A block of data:
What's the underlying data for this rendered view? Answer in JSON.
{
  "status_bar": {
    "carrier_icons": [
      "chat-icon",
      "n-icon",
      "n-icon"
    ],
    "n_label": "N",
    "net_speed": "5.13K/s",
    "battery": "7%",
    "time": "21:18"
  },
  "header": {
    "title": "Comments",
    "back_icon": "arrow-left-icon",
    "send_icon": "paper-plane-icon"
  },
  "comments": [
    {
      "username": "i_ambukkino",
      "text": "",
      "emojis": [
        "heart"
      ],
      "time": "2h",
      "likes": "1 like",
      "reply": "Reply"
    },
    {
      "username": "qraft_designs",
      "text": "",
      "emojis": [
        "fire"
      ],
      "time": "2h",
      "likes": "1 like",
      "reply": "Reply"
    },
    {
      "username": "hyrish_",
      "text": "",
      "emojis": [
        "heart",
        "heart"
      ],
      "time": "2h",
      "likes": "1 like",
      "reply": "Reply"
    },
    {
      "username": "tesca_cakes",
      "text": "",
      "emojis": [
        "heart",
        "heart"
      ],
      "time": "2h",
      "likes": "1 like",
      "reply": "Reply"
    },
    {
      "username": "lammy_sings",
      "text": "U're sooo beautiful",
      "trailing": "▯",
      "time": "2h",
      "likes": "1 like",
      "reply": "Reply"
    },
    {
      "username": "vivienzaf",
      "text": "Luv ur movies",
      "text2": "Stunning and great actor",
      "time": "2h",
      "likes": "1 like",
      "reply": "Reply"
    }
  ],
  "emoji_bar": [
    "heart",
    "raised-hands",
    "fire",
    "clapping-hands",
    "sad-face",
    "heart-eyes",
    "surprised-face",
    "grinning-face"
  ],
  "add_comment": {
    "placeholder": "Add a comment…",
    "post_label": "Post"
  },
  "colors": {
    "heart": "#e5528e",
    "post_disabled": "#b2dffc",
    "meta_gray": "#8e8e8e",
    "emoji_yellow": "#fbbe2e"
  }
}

---

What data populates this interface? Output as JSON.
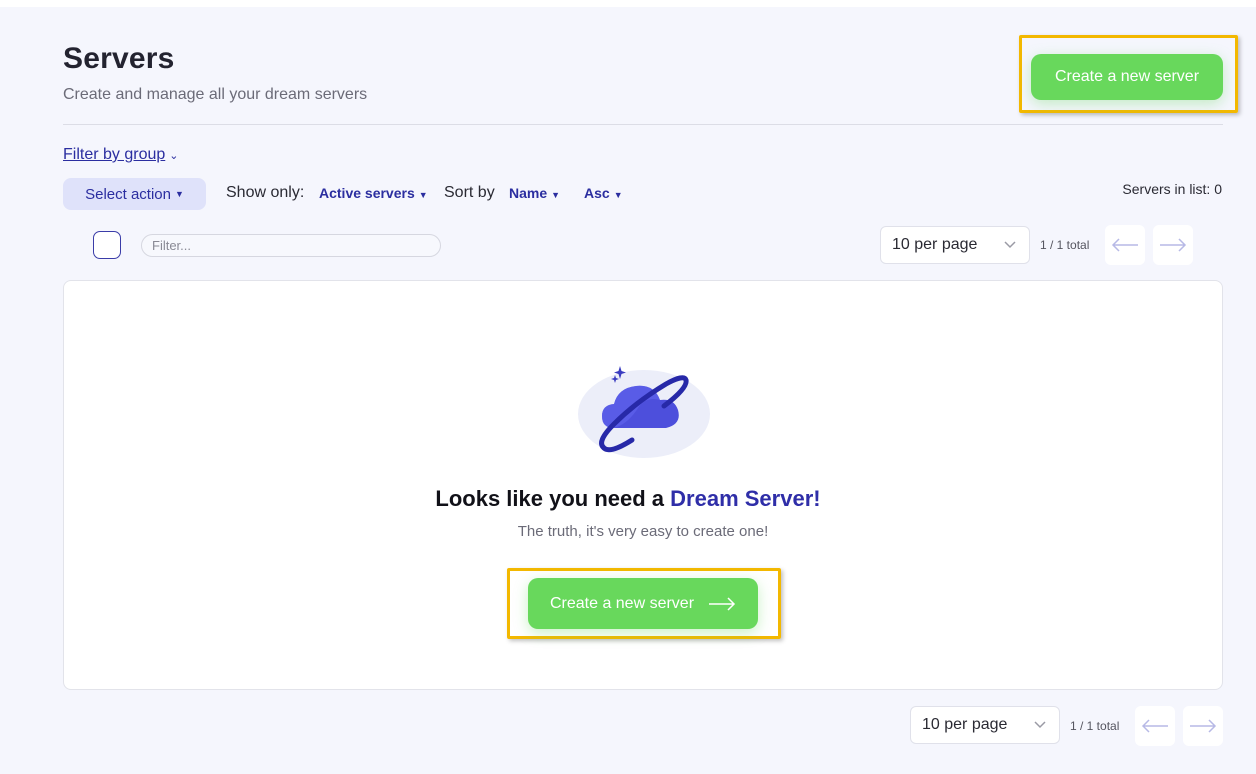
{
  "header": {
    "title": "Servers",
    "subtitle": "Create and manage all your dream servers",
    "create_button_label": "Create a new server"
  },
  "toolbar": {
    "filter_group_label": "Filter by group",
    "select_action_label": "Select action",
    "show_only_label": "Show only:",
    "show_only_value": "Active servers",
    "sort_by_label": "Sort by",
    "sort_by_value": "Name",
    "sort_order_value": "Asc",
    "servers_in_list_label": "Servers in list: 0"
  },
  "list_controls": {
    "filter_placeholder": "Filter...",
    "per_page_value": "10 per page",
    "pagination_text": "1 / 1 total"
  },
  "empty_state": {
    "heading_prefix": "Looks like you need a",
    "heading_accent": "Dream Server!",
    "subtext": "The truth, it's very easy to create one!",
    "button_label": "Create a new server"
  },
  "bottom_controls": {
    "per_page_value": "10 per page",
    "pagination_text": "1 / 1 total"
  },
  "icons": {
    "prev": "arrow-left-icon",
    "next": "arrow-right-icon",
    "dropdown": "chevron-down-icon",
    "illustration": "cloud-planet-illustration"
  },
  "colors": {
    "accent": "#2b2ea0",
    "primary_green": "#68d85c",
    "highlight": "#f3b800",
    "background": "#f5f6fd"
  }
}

--

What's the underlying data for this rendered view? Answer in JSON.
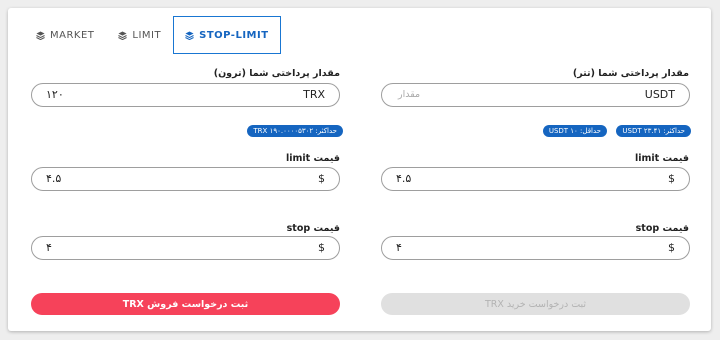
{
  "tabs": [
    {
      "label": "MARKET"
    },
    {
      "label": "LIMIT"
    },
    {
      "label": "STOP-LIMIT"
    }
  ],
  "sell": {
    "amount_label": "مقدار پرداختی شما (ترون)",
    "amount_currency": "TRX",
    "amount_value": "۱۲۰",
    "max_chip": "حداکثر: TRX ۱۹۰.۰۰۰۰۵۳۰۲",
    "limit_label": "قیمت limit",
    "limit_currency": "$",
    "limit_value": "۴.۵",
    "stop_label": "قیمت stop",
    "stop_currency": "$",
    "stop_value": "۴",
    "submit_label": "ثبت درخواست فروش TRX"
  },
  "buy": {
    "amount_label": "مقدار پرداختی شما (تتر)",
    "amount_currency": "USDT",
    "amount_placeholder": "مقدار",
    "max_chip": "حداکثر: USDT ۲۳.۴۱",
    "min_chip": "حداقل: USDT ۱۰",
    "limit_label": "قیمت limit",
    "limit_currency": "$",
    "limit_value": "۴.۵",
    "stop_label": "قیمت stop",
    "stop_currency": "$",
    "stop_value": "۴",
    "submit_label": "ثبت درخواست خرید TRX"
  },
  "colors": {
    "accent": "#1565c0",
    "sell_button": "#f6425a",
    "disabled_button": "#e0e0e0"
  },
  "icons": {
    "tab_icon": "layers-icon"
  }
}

Instructions to follow: Check each line of the data above for the string "مقدار", then report how many lines have it, with no other words.

Solution for this task: 3